THE TASK:
Copy all of the material below exactly.

EXTRACTED ENTRIES:
============

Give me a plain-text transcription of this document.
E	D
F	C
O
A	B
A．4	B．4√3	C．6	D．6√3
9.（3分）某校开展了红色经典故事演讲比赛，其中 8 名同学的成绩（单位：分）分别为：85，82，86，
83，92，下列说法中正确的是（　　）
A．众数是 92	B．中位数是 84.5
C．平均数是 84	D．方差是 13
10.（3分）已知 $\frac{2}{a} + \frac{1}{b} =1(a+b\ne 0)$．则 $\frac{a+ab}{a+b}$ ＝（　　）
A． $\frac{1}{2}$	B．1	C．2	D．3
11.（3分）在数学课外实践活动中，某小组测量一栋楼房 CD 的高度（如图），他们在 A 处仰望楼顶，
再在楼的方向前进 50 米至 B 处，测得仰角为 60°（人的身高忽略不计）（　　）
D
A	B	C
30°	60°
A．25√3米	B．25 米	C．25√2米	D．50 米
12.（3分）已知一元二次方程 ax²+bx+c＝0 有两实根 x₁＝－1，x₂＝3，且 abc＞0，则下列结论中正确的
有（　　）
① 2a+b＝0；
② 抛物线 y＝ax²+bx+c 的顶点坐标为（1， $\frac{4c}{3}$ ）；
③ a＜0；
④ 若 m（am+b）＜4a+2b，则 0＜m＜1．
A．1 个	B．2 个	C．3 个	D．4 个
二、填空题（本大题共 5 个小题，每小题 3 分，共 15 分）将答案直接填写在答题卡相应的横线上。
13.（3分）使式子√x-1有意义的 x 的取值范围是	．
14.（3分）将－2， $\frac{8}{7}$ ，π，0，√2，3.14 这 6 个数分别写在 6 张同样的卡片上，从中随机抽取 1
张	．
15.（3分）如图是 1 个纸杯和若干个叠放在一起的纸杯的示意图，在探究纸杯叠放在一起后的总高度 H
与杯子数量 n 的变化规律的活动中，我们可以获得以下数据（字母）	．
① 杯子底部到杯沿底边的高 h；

============

WRITTEN RESPONSE:
Give me a plain-text transcription of this document.
E	D
F	C
O
A	B
A．4	B．4√3	C．6	D．6√3
9.（3分）某校开展了红色经典故事演讲比赛，其中 8 名同学的成绩（单位：分）分别为：85，82，86，
83，92，下列说法中正确的是（　　）
A．众数是 92	B．中位数是 84.5
C．平均数是 84	D．方差是 13
10.（3分）已知 $\frac{2}{a} + \frac{1}{b} =1(a+b\ne 0)$．则 $\frac{a+ab}{a+b}$ ＝（　　）
A． $\frac{1}{2}$	B．1	C．2	D．3
11.（3分）在数学课外实践活动中，某小组测量一栋楼房 CD 的高度（如图），他们在 A 处仰望楼顶，
再在楼的方向前进 50 米至 B 处，测得仰角为 60°（人的身高忽略不计）（　　）
D
A	B	C
30°	60°
A．25√3米	B．25 米	C．25√2米	D．50 米
12.（3分）已知一元二次方程 ax²+bx+c＝0 有两实根 x₁＝－1，x₂＝3，且 abc＞0，则下列结论中正确的
有（　　）
① 2a+b＝0；
② 抛物线 y＝ax²+bx+c 的顶点坐标为（1， $\frac{4c}{3}$ ）；
③ a＜0；
④ 若 m（am+b）＜4a+2b，则 0＜m＜1．
A．1 个	B．2 个	C．3 个	D．4 个
二、填空题（本大题共 5 个小题，每小题 3 分，共 15 分）将答案直接填写在答题卡相应的横线上。
13.（3分）使式子√x-1有意义的 x 的取值范围是	．
14.（3分）将－2， $\frac{8}{7}$ ，π，0，√2，3.14 这 6 个数分别写在 6 张同样的卡片上，从中随机抽取 1
张	．
15.（3分）如图是 1 个纸杯和若干个叠放在一起的纸杯的示意图，在探究纸杯叠放在一起后的总高度 H
与杯子数量 n 的变化规律的活动中，我们可以获得以下数据（字母）	．
① 杯子底部到杯沿底边的高 h；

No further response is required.